Extract each line containing the string "desc".

Stored data:
◆ ◆ ◆

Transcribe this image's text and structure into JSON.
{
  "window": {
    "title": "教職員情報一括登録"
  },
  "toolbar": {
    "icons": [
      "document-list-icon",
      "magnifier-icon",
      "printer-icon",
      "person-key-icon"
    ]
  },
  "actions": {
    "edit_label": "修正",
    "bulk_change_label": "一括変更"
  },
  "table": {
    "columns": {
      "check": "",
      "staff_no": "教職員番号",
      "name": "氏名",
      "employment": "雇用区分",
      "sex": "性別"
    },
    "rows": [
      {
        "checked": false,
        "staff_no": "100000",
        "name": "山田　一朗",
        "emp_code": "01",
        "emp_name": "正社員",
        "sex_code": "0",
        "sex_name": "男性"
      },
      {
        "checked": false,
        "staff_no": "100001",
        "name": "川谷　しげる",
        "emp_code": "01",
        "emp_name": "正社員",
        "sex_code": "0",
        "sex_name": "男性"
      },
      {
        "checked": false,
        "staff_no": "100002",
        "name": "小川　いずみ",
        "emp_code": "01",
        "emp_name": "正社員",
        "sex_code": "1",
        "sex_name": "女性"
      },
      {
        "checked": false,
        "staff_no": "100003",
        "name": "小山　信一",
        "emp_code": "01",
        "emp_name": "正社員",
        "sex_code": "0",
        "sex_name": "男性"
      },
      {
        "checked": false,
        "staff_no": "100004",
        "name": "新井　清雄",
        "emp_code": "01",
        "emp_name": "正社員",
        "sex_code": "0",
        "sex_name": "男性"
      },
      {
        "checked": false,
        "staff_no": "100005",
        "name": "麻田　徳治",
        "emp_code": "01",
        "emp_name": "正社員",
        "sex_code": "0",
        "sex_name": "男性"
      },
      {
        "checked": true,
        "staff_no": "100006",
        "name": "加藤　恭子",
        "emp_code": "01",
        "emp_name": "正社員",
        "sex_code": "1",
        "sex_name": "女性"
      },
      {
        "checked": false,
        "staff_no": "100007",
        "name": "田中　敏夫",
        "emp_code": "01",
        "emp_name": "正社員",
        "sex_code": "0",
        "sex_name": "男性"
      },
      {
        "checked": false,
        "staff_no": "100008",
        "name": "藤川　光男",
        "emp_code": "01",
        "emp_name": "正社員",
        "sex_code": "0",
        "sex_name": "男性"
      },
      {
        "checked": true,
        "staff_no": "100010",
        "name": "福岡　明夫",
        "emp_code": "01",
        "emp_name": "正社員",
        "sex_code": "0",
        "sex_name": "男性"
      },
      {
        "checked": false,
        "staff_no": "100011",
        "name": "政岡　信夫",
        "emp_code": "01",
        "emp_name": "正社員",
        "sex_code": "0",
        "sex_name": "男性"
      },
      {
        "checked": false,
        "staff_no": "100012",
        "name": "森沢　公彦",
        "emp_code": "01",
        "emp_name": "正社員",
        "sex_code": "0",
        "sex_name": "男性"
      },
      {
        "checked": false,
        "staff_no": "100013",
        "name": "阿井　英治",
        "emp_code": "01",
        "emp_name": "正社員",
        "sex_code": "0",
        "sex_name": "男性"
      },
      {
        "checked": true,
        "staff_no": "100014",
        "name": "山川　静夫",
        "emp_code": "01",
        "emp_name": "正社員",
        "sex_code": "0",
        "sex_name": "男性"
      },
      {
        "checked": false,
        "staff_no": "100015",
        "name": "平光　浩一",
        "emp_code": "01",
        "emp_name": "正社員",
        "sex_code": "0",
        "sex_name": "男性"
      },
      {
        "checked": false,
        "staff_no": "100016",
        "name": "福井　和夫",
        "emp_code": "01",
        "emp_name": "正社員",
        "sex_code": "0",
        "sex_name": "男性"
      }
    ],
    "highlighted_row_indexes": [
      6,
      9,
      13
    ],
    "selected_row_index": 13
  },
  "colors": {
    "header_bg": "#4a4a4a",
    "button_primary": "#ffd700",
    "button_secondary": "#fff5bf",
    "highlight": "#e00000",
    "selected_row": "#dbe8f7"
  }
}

◆ ◆ ◆

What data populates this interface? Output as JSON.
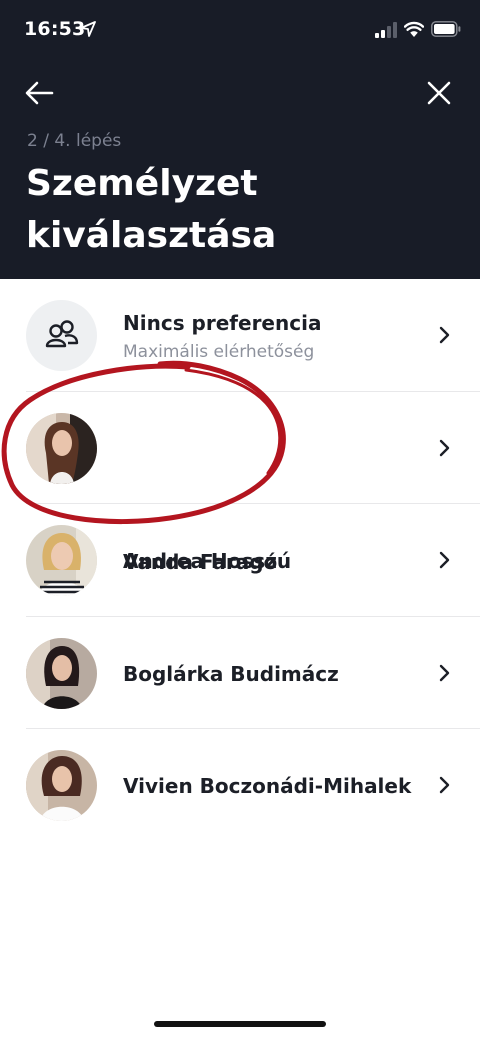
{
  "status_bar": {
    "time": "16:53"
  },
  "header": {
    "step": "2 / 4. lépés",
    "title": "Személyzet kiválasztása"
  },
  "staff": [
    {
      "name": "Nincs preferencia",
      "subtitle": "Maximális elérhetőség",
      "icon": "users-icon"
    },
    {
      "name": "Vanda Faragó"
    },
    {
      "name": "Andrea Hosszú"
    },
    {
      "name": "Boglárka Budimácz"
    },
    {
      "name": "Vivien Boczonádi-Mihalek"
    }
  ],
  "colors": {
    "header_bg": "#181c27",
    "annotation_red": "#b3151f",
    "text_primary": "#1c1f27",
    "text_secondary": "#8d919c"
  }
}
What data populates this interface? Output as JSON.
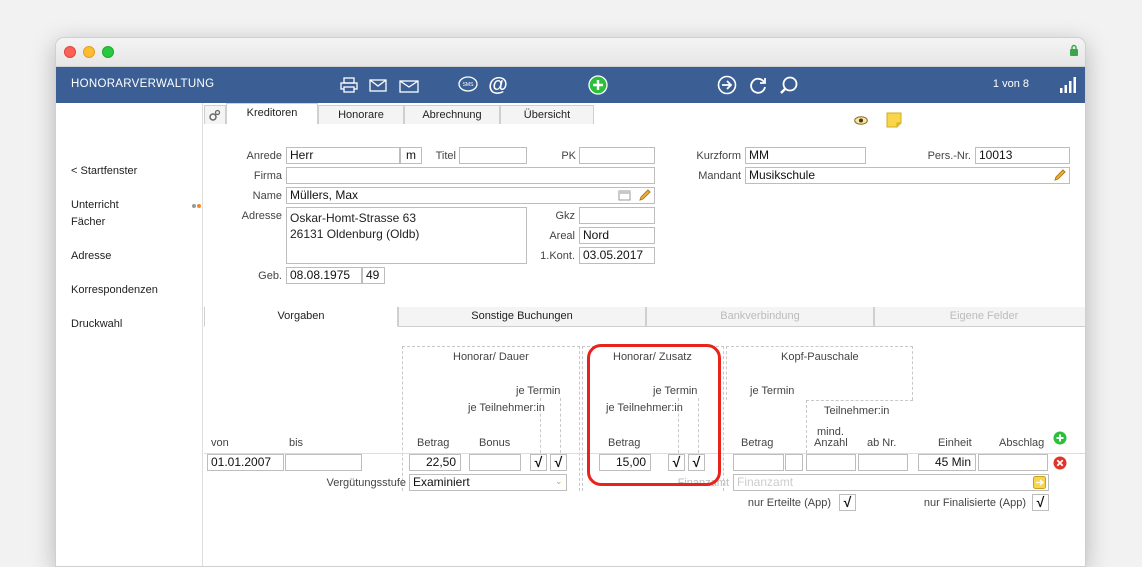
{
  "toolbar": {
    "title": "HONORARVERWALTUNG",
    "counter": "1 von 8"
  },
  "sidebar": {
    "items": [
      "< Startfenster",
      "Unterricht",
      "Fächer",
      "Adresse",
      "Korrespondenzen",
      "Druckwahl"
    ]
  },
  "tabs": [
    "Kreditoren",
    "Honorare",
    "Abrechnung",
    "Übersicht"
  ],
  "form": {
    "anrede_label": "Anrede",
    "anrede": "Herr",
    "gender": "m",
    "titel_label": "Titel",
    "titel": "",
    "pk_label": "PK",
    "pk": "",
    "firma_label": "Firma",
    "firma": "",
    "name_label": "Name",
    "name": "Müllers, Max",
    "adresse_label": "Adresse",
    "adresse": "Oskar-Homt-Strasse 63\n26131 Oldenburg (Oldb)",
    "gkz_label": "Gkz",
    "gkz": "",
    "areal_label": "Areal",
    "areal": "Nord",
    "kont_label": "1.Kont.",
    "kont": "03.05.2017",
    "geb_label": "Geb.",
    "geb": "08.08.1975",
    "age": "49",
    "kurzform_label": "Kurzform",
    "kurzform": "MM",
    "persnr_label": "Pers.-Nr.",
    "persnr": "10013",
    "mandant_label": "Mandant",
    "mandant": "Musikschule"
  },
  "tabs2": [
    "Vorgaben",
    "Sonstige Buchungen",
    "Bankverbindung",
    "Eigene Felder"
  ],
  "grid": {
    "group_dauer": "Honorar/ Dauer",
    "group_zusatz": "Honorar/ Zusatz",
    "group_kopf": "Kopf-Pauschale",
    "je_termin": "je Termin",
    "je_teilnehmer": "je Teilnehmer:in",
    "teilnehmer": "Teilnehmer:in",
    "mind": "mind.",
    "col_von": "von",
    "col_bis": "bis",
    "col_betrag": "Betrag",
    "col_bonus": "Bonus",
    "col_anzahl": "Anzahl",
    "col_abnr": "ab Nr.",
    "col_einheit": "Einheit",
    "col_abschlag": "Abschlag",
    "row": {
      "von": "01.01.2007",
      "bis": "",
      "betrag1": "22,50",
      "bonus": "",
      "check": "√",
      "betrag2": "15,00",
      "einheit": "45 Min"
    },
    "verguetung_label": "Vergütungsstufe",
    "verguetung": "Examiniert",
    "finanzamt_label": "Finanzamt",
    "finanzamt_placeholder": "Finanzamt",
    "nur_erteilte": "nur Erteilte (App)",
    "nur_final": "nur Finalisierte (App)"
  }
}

◆ ◆ ◆

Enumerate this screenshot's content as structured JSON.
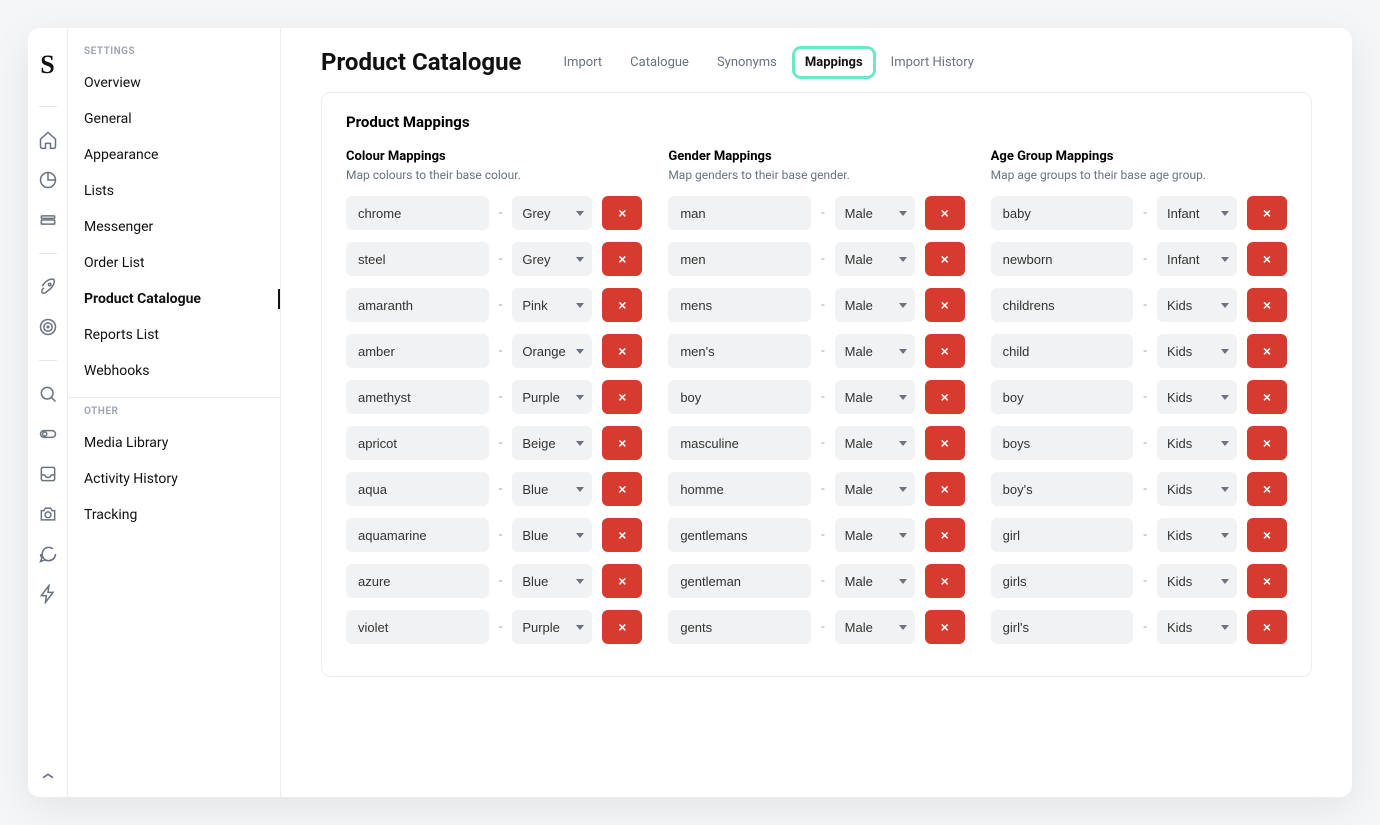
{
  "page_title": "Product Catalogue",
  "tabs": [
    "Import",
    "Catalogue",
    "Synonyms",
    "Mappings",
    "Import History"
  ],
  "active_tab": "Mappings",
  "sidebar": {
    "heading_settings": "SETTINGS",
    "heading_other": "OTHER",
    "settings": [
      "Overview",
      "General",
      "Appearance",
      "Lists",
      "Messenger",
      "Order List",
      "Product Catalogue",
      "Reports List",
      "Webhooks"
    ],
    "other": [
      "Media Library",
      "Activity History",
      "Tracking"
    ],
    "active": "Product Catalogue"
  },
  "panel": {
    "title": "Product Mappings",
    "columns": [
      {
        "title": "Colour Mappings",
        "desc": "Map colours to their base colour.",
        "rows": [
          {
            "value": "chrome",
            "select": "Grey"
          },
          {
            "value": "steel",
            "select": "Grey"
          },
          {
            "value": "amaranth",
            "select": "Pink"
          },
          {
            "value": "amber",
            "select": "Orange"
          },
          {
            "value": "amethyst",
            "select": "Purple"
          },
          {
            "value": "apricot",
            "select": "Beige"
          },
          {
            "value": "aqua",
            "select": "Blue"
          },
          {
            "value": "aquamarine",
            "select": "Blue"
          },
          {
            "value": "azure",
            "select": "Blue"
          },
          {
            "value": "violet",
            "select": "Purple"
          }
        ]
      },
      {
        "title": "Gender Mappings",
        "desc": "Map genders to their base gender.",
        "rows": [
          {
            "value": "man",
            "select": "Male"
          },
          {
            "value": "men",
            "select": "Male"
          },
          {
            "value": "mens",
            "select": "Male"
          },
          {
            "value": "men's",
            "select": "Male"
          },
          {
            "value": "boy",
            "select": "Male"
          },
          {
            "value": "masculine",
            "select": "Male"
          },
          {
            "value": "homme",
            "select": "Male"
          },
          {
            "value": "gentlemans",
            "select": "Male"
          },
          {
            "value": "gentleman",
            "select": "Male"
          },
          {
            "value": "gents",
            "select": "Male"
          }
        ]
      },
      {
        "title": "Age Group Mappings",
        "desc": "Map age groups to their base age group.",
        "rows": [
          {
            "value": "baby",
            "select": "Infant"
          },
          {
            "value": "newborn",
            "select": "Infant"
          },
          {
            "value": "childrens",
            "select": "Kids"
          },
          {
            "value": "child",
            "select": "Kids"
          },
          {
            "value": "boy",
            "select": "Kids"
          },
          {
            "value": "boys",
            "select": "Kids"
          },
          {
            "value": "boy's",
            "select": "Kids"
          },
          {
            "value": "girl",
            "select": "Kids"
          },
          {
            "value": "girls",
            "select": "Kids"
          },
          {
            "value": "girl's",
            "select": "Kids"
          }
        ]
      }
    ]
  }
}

◆ ◆ ◆

## TASK RESPONSE
        "desc": "Map colours to their base colour.",
        "desc": "Map genders to their base gender.",
        "desc": "Map age groups to their base age group.",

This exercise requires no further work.